--- Your instructions ---
Could you render every line of the records below as a JSON list of strings, one string per line, leaving out any blank lines?

--- Dataset records ---
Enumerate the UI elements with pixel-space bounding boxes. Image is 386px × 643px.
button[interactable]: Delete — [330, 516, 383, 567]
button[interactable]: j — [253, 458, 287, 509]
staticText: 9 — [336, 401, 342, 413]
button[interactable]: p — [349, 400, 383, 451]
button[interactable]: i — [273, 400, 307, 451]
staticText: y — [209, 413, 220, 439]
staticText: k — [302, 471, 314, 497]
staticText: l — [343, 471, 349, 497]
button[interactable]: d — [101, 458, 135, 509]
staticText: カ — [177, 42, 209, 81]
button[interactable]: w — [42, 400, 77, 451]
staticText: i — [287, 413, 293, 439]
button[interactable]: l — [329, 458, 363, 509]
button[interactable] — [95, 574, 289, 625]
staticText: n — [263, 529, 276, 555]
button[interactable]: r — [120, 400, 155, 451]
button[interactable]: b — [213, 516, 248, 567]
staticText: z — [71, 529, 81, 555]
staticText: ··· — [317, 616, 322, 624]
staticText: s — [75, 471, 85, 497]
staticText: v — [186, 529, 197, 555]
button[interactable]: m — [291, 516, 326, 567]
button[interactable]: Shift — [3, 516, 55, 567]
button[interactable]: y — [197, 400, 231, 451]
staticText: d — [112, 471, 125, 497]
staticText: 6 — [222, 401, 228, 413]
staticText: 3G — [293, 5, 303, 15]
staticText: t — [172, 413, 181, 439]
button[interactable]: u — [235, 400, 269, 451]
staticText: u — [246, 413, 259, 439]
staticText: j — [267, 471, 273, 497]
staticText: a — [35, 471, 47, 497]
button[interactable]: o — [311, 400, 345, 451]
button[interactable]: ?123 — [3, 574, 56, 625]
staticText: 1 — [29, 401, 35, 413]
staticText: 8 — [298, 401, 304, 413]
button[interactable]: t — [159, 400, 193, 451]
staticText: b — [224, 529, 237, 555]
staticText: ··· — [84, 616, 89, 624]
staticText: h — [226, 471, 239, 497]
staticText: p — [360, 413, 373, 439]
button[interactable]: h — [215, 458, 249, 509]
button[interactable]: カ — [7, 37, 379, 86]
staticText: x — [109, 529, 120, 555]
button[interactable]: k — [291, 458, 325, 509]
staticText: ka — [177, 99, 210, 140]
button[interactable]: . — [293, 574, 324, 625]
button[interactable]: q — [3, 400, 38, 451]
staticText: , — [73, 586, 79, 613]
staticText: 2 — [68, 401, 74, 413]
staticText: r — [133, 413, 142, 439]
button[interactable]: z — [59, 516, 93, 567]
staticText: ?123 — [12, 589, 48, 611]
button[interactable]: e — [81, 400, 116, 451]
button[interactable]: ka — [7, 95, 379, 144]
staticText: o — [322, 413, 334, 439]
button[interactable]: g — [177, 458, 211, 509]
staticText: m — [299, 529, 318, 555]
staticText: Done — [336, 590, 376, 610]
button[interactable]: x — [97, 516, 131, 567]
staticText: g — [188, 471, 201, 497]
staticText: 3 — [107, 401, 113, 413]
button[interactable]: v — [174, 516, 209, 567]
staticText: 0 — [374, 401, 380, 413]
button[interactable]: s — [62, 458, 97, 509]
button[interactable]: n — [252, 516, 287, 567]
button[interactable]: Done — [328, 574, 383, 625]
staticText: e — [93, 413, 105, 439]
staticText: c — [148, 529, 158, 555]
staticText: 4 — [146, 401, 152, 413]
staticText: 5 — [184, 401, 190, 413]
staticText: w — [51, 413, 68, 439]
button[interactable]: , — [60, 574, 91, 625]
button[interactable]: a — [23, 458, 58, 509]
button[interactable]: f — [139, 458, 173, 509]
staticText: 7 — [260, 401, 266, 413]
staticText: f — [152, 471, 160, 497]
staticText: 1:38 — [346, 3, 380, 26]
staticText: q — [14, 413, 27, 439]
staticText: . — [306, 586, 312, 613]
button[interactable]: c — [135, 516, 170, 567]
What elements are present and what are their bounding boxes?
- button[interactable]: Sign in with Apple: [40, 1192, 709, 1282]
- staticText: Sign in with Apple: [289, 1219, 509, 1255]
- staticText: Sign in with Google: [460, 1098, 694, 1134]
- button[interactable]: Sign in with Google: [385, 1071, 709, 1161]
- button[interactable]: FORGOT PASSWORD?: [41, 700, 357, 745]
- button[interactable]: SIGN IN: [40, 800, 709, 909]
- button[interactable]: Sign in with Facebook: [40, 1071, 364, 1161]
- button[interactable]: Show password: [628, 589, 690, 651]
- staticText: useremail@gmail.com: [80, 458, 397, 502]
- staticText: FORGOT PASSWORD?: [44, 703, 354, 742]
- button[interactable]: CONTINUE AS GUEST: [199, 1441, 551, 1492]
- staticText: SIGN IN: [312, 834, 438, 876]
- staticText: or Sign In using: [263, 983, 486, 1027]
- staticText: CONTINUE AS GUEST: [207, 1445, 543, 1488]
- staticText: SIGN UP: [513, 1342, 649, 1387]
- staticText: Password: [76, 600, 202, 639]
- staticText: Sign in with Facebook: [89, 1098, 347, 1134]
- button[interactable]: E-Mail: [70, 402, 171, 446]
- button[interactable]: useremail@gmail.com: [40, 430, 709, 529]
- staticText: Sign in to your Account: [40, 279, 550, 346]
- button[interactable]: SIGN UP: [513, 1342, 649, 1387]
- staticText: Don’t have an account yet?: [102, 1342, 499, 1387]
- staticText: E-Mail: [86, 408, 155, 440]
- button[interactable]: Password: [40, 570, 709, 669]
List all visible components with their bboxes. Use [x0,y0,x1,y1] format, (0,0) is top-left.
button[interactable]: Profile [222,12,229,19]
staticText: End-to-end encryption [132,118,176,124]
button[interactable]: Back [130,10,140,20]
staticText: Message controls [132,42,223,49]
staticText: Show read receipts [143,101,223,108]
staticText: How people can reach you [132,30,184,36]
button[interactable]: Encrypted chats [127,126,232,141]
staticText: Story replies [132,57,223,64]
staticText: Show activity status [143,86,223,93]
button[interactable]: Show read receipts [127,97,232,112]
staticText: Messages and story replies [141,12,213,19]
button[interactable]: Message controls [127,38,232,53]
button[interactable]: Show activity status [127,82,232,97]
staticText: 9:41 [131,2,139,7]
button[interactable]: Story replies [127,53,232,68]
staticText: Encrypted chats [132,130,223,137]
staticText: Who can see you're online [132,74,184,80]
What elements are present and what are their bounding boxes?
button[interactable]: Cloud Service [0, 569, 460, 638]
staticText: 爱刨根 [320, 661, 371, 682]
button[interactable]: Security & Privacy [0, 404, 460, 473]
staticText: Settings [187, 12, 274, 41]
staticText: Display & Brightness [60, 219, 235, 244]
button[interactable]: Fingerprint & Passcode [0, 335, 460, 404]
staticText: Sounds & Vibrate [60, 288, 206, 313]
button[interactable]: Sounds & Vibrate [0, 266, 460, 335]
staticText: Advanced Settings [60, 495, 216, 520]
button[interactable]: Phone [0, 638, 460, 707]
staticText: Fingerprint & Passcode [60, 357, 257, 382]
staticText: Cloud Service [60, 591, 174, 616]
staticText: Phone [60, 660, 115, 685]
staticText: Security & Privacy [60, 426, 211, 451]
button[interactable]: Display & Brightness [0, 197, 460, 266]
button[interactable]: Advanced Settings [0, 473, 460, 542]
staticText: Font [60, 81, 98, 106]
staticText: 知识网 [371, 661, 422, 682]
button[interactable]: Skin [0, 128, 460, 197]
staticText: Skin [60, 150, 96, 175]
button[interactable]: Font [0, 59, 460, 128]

--- Solution for this problem ---
[
  "Enumerate the UI elements with pixel-space bounding boxes. Image is 386px × 643px.",
  "button[interactable]: Delete — [330, 516, 383, 567]",
  "button[interactable]: j — [253, 458, 287, 509]",
  "staticText: 9 — [336, 401, 342, 413]",
  "button[interactable]: p — [349, 400, 383, 451]",
  "button[interactable]: i — [273, 400, 307, 451]",
  "staticText: y — [209, 413, 220, 439]",
  "staticText: k — [302, 471, 314, 497]",
  "staticText: l — [343, 471, 349, 497]",
  "button[interactable]: d — [101, 458, 135, 509]",
  "staticText: カ — [177, 42, 209, 81]",
  "button[interactable]: w — [42, 400, 77, 451]",
  "staticText: i — [287, 413, 293, 439]",
  "button[interactable]: l — [329, 458, 363, 509]",
  "button[interactable] — [95, 574, 289, 625]",
  "staticText: n — [263, 529, 276, 555]",
  "button[interactable]: r — [120, 400, 155, 451]",
  "button[interactable]: b — [213, 516, 248, 567]",
  "staticText: z — [71, 529, 81, 555]",
  "staticText: ··· — [317, 616, 322, 624]",
  "staticText: s — [75, 471, 85, 497]",
  "staticText: v — [186, 529, 197, 555]",
  "button[interactable]: m — [291, 516, 326, 567]",
  "button[interactable]: Shift — [3, 516, 55, 567]",
  "button[interactable]: y — [197, 400, 231, 451]",
  "staticText: d — [112, 471, 125, 497]",
  "staticText: 6 — [222, 401, 228, 413]",
  "staticText: 3G — [293, 5, 303, 15]",
  "staticText: t — [172, 413, 181, 439]",
  "button[interactable]: u — [235, 400, 269, 451]",
  "staticText: u — [246, 413, 259, 439]",
  "staticText: j — [267, 471, 273, 497]",
  "staticText: a — [35, 471, 47, 497]",
  "button[interactable]: o — [311, 400, 345, 451]",
  "button[interactable]: ?123 — [3, 574, 56, 625]",
  "staticText: 1 — [29, 401, 35, 413]",
  "staticText: 8 — [298, 401, 304, 413]",
  "button[interactable]: t — [159, 400, 193, 451]",
  "staticText: b — [224, 529, 237, 555]",
  "staticText: ··· — [84, 616, 89, 624]",
  "staticText: h — [226, 471, 239, 497]",
  "staticText: p — [360, 413, 373, 439]",
  "button[interactable]: h — [215, 458, 249, 509]",
  "button[interactable]: カ — [7, 37, 379, 86]",
  "staticText: x — [109, 529, 120, 555]",
  "button[interactable]: k — [291, 458, 325, 509]",
  "staticText: ka — [177, 99, 210, 140]",
  "button[interactable]: . — [293, 574, 324, 625]",
  "button[interactable]: q — [3, 400, 38, 451]",
  "staticText: , — [73, 586, 79, 613]",
  "staticText: 2 — [68, 401, 74, 413]",
  "staticText: r — [133, 413, 142, 439]",
  "button[interactable]: z — [59, 516, 93, 567]",
  "staticText: ?123 — [12, 589, 48, 611]",
  "button[interactable]: e — [81, 400, 116, 451]",
  "button[interactable]: ka — [7, 95, 379, 144]",
  "staticText: o — [322, 413, 334, 439]",
  "button[interactable]: g — [177, 458, 211, 509]",
  "staticText: m — [299, 529, 318, 555]",
  "staticText: Done — [336, 590, 376, 610]",
  "button[interactable]: x — [97, 516, 131, 567]",
  "staticText: g — [188, 471, 201, 497]",
  "staticText: 3 — [107, 401, 113, 413]",
  "button[interactable]: v — [174, 516, 209, 567]",
  "staticText: 0 — [374, 401, 380, 413]",
  "button[interactable]: s — [62, 458, 97, 509]",
  "button[interactable]: n — [252, 516, 287, 567]",
  "button[interactable]: Done — [328, 574, 383, 625]",
  "staticText: e — [93, 413, 105, 439]",
  "staticText: c — [148, 529, 158, 555]",
  "staticText: 4 — [146, 401, 152, 413]",
  "staticText: 5 — [184, 401, 190, 413]",
  "staticText: w — [51, 413, 68, 439]",
  "button[interactable]: , — [60, 574, 91, 625]",
  "button[interactable]: a — [23, 458, 58, 509]",
  "button[interactable]: f — [139, 458, 173, 509]",
  "staticText: 7 — [260, 401, 266, 413]",
  "staticText: f — [152, 471, 160, 497]",
  "staticText: 1:38 — [346, 3, 380, 26]",
  "staticText: q — [14, 413, 27, 439]",
  "staticText: . — [306, 586, 312, 613]",
  "button[interactable]: c — [135, 516, 170, 567]",
  "What elements are present and what are their bounding boxes?",
  "- button[interactable]: Sign in with Apple: [40, 1192, 709, 1282]",
  "- staticText: Sign in with Apple: [289, 1219, 509, 1255]",
  "- staticText: Sign in with Google: [460, 1098, 694, 1134]",
  "- button[interactable]: Sign in with Google: [385, 1071, 709, 1161]",
  "- button[interactable]: FORGOT PASSWORD?: [41, 700, 357, 745]",
  "- button[interactable]: SIGN IN: [40, 800, 709, 909]",
  "- button[interactable]: Sign in with Facebook: [40, 1071, 364, 1161]",
  "- button[interactable]: Show password: [628, 589, 690, 651]",
  "- staticText: useremail@gmail.com: [80, 458, 397, 502]",
  "- staticText: FORGOT PASSWORD?: [44, 703, 354, 742]",
  "- button[interactable]: CONTINUE AS GUEST: [199, 1441, 551, 1492]",
  "- staticText: SIGN IN: [312, 834, 438, 876]",
  "- staticText: or Sign In using: [263, 983, 486, 1027]",
  "- staticText: CONTINUE AS GUEST: [207, 1445, 543, 1488]",
  "- staticText: SIGN UP: [513, 1342, 649, 1387]",
  "- staticText: Password: [76, 600, 202, 639]",
  "- staticText: Sign in with Facebook: [89, 1098, 347, 1134]",
  "- button[interactable]: E-Mail: [70, 402, 171, 446]",
  "- button[interactable]: useremail@gmail.com: [40, 430, 709, 529]",
  "- staticText: Sign in to your Account: [40, 279, 550, 346]",
  "- button[interactable]: SIGN UP: [513, 1342, 649, 1387]",
  "- staticText: Don’t have an account yet?: [102, 1342, 499, 1387]",
  "- staticText: E-Mail: [86, 408, 155, 440]",
  "- button[interactable]: Password: [40, 570, 709, 669]",
  "List all visible components with their bboxes. Use [x0,y0,x1,y1] format, (0,0) is top-left.",
  "button[interactable]: Profile [222,12,229,19]",
  "staticText: End-to-end encryption [132,118,176,124]",
  "button[interactable]: Back [130,10,140,20]",
  "staticText: Message controls [132,42,223,49]",
  "staticText: Show read receipts [143,101,223,108]",
  "staticText: How people can reach you [132,30,184,36]",
  "button[interactable]: Encrypted chats [127,126,232,141]",
  "staticText: Story replies [132,57,223,64]",
  "staticText: Show activity status [143,86,223,93]",
  "button[interactable]: Show read receipts [127,97,232,112]",
  "staticText: Messages and story replies [141,12,213,19]",
  "button[interactable]: Message controls [127,38,232,53]",
  "button[interactable]: Show activity status [127,82,232,97]",
  "staticText: 9:41 [131,2,139,7]",
  "button[interactable]: Story replies [127,53,232,68]",
  "staticText: Encrypted chats [132,130,223,137]",
  "staticText: Who can see you're online [132,74,184,80]",
  "What elements are present and what are their bounding boxes?",
  "button[interactable]: Cloud Service [0, 569, 460, 638]",
  "staticText: 爱刨根 [320, 661, 371, 682]",
  "button[interactable]: Security & Privacy [0, 404, 460, 473]",
  "staticText: Settings [187, 12, 274, 41]",
  "staticText: Display & Brightness [60, 219, 235, 244]",
  "button[interactable]: Fingerprint & Passcode [0, 335, 460, 404]",
  "staticText: Sounds & Vibrate [60, 288, 206, 313]",
  "button[interactable]: Sounds & Vibrate [0, 266, 460, 335]",
  "staticText: Advanced Settings [60, 495, 216, 520]",
  "button[interactable]: Phone [0, 638, 460, 707]",
  "staticText: Fingerprint & Passcode [60, 357, 257, 382]",
  "staticText: Cloud Service [60, 591, 174, 616]",
  "staticText: Phone [60, 660, 115, 685]",
  "staticText: Security & Privacy [60, 426, 211, 451]",
  "button[interactable]: Display & Brightness [0, 197, 460, 266]",
  "button[interactable]: Advanced Settings [0, 473, 460, 542]",
  "staticText: Font [60, 81, 98, 106]",
  "staticText: 知识网 [371, 661, 422, 682]",
  "button[interactable]: Skin [0, 128, 460, 197]",
  "staticText: Skin [60, 150, 96, 175]",
  "button[interactable]: Font [0, 59, 460, 128]"
]